Requirement –
Pick out the lines containing "label".

Excerpt from a dataset
>> Start
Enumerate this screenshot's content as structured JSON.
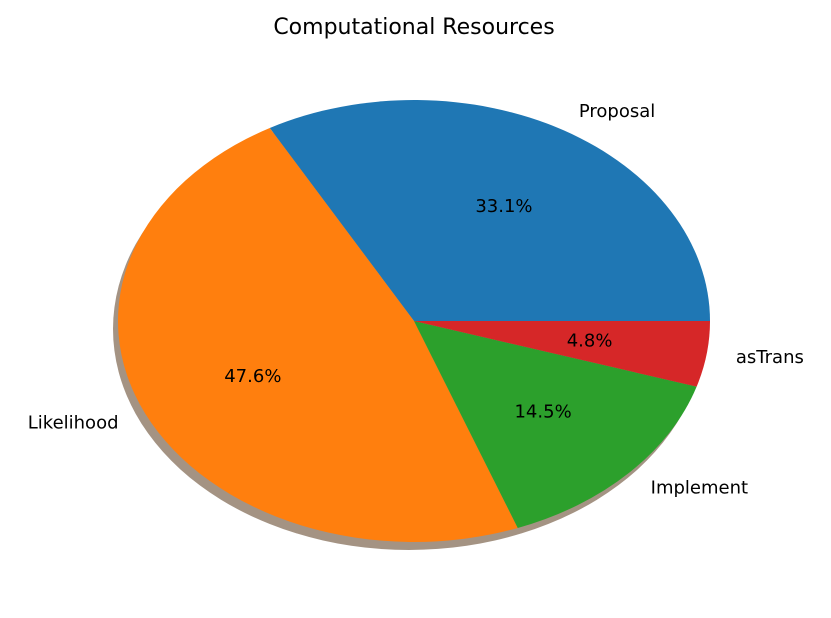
{
  "chart_data": {
    "type": "pie",
    "title": "Computational Resources",
    "start_angle_deg": 0,
    "direction": "counterclockwise",
    "shadow": true,
    "slices": [
      {
        "label": "Proposal",
        "value": 33.1,
        "pct_text": "33.1%",
        "color": "#1f77b4"
      },
      {
        "label": "Likelihood",
        "value": 47.6,
        "pct_text": "47.6%",
        "color": "#ff7f0e"
      },
      {
        "label": "Implement",
        "value": 14.5,
        "pct_text": "14.5%",
        "color": "#2ca02c"
      },
      {
        "label": "asTrans",
        "value": 4.8,
        "pct_text": "4.8%",
        "color": "#d62728"
      }
    ]
  }
}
>> End
Result for this task –
        "label": "Proposal",
        "label": "Likelihood",
        "label": "Implement",
        "label": "asTrans",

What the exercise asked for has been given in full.